DATA ENTRIES:
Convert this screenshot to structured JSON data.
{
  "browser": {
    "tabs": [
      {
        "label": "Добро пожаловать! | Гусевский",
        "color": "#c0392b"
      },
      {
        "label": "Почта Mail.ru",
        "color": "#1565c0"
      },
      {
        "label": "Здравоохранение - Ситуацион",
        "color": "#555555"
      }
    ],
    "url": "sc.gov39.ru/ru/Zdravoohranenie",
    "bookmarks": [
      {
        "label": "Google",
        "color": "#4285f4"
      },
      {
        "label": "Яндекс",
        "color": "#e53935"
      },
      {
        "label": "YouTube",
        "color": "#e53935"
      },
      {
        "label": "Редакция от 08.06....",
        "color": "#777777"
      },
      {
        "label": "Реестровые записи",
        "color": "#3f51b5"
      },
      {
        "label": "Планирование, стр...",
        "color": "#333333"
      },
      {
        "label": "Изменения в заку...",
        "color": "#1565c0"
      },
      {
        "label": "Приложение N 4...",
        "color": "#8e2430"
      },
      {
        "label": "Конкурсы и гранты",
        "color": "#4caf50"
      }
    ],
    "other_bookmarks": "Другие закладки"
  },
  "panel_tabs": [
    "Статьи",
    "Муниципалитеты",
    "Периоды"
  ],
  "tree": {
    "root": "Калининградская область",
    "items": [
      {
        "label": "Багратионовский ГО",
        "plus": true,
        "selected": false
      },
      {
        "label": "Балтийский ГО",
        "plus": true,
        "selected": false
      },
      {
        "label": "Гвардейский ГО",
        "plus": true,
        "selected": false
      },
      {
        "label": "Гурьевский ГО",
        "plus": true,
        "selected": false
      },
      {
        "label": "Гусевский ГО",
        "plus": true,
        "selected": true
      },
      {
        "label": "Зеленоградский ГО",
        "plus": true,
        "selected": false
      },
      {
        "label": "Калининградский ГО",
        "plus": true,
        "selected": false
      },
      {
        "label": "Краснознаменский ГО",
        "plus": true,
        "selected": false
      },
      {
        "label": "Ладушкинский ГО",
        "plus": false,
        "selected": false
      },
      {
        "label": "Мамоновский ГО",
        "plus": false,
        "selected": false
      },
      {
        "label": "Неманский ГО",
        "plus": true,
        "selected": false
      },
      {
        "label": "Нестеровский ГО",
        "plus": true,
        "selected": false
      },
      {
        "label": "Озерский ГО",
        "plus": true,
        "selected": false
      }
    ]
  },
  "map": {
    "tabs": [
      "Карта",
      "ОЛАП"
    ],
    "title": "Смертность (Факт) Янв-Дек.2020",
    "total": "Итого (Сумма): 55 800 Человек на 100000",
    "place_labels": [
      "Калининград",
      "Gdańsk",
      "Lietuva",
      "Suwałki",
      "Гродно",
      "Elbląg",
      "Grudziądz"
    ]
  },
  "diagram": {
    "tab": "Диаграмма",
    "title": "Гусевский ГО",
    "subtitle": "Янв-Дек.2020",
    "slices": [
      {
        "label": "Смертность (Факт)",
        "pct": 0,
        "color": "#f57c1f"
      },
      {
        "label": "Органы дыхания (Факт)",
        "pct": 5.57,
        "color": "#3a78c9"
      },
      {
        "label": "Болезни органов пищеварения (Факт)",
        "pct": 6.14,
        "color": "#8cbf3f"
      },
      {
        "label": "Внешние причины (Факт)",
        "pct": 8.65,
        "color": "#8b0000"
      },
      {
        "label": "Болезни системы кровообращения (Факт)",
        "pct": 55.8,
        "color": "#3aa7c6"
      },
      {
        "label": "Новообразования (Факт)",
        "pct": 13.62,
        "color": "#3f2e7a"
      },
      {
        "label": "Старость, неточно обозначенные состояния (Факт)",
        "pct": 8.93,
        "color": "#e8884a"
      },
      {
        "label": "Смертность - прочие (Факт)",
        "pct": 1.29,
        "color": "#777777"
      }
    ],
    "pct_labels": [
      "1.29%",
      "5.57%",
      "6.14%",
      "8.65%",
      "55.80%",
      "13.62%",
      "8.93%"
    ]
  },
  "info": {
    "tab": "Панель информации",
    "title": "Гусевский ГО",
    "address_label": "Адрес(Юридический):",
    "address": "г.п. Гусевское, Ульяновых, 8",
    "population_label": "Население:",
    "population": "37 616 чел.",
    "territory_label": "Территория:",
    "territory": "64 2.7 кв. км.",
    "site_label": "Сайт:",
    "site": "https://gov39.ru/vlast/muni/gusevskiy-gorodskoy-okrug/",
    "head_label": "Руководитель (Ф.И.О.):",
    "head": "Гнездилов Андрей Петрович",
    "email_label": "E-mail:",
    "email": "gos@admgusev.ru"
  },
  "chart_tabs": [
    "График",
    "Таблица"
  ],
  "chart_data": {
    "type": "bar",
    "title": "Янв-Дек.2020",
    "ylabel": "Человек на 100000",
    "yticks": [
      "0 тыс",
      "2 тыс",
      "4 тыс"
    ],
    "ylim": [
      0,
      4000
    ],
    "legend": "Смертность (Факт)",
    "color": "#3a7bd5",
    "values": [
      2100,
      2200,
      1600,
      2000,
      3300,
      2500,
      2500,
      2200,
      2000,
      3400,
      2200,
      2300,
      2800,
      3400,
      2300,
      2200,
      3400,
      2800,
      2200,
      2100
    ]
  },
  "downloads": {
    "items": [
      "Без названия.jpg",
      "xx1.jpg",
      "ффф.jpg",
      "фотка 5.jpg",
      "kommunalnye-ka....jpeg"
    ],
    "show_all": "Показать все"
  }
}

WRITTEN REQUEST:
Repeat the records above in full, character for character.

TASK RESPONSE:
Convert this screenshot to structured JSON data.
{
  "browser": {
    "tabs": [
      {
        "label": "Добро пожаловать! | Гусевский",
        "color": "#c0392b"
      },
      {
        "label": "Почта Mail.ru",
        "color": "#1565c0"
      },
      {
        "label": "Здравоохранение - Ситуацион",
        "color": "#555555"
      }
    ],
    "url": "sc.gov39.ru/ru/Zdravoohranenie",
    "bookmarks": [
      {
        "label": "Google",
        "color": "#4285f4"
      },
      {
        "label": "Яндекс",
        "color": "#e53935"
      },
      {
        "label": "YouTube",
        "color": "#e53935"
      },
      {
        "label": "Редакция от 08.06....",
        "color": "#777777"
      },
      {
        "label": "Реестровые записи",
        "color": "#3f51b5"
      },
      {
        "label": "Планирование, стр...",
        "color": "#333333"
      },
      {
        "label": "Изменения в заку...",
        "color": "#1565c0"
      },
      {
        "label": "Приложение N 4...",
        "color": "#8e2430"
      },
      {
        "label": "Конкурсы и гранты",
        "color": "#4caf50"
      }
    ],
    "other_bookmarks": "Другие закладки"
  },
  "panel_tabs": [
    "Статьи",
    "Муниципалитеты",
    "Периоды"
  ],
  "tree": {
    "root": "Калининградская область",
    "items": [
      {
        "label": "Багратионовский ГО",
        "plus": true,
        "selected": false
      },
      {
        "label": "Балтийский ГО",
        "plus": true,
        "selected": false
      },
      {
        "label": "Гвардейский ГО",
        "plus": true,
        "selected": false
      },
      {
        "label": "Гурьевский ГО",
        "plus": true,
        "selected": false
      },
      {
        "label": "Гусевский ГО",
        "plus": true,
        "selected": true
      },
      {
        "label": "Зеленоградский ГО",
        "plus": true,
        "selected": false
      },
      {
        "label": "Калининградский ГО",
        "plus": true,
        "selected": false
      },
      {
        "label": "Краснознаменский ГО",
        "plus": true,
        "selected": false
      },
      {
        "label": "Ладушкинский ГО",
        "plus": false,
        "selected": false
      },
      {
        "label": "Мамоновский ГО",
        "plus": false,
        "selected": false
      },
      {
        "label": "Неманский ГО",
        "plus": true,
        "selected": false
      },
      {
        "label": "Нестеровский ГО",
        "plus": true,
        "selected": false
      },
      {
        "label": "Озерский ГО",
        "plus": true,
        "selected": false
      }
    ]
  },
  "map": {
    "tabs": [
      "Карта",
      "ОЛАП"
    ],
    "title": "Смертность (Факт) Янв-Дек.2020",
    "total": "Итого (Сумма): 55 800 Человек на 100000",
    "place_labels": [
      "Калининград",
      "Gdańsk",
      "Lietuva",
      "Suwałki",
      "Гродно",
      "Elbląg",
      "Grudziądz"
    ]
  },
  "diagram": {
    "tab": "Диаграмма",
    "title": "Гусевский ГО",
    "subtitle": "Янв-Дек.2020",
    "slices": [
      {
        "label": "Смертность (Факт)",
        "pct": 0,
        "color": "#f57c1f"
      },
      {
        "label": "Органы дыхания (Факт)",
        "pct": 5.57,
        "color": "#3a78c9"
      },
      {
        "label": "Болезни органов пищеварения (Факт)",
        "pct": 6.14,
        "color": "#8cbf3f"
      },
      {
        "label": "Внешние причины (Факт)",
        "pct": 8.65,
        "color": "#8b0000"
      },
      {
        "label": "Болезни системы кровообращения (Факт)",
        "pct": 55.8,
        "color": "#3aa7c6"
      },
      {
        "label": "Новообразования (Факт)",
        "pct": 13.62,
        "color": "#3f2e7a"
      },
      {
        "label": "Старость, неточно обозначенные состояния (Факт)",
        "pct": 8.93,
        "color": "#e8884a"
      },
      {
        "label": "Смертность - прочие (Факт)",
        "pct": 1.29,
        "color": "#777777"
      }
    ],
    "pct_labels": [
      "1.29%",
      "5.57%",
      "6.14%",
      "8.65%",
      "55.80%",
      "13.62%",
      "8.93%"
    ]
  },
  "info": {
    "tab": "Панель информации",
    "title": "Гусевский ГО",
    "address_label": "Адрес(Юридический):",
    "address": "г.п. Гусевское, Ульяновых, 8",
    "population_label": "Население:",
    "population": "37 616 чел.",
    "territory_label": "Территория:",
    "territory": "64 2.7 кв. км.",
    "site_label": "Сайт:",
    "site": "https://gov39.ru/vlast/muni/gusevskiy-gorodskoy-okrug/",
    "head_label": "Руководитель (Ф.И.О.):",
    "head": "Гнездилов Андрей Петрович",
    "email_label": "E-mail:",
    "email": "gos@admgusev.ru"
  },
  "chart_tabs": [
    "График",
    "Таблица"
  ],
  "chart_data": {
    "type": "bar",
    "title": "Янв-Дек.2020",
    "ylabel": "Человек на 100000",
    "yticks": [
      "0 тыс",
      "2 тыс",
      "4 тыс"
    ],
    "ylim": [
      0,
      4000
    ],
    "legend": "Смертность (Факт)",
    "color": "#3a7bd5",
    "values": [
      2100,
      2200,
      1600,
      2000,
      3300,
      2500,
      2500,
      2200,
      2000,
      3400,
      2200,
      2300,
      2800,
      3400,
      2300,
      2200,
      3400,
      2800,
      2200,
      2100
    ]
  },
  "downloads": {
    "items": [
      "Без названия.jpg",
      "xx1.jpg",
      "ффф.jpg",
      "фотка 5.jpg",
      "kommunalnye-ka....jpeg"
    ],
    "show_all": "Показать все"
  }
}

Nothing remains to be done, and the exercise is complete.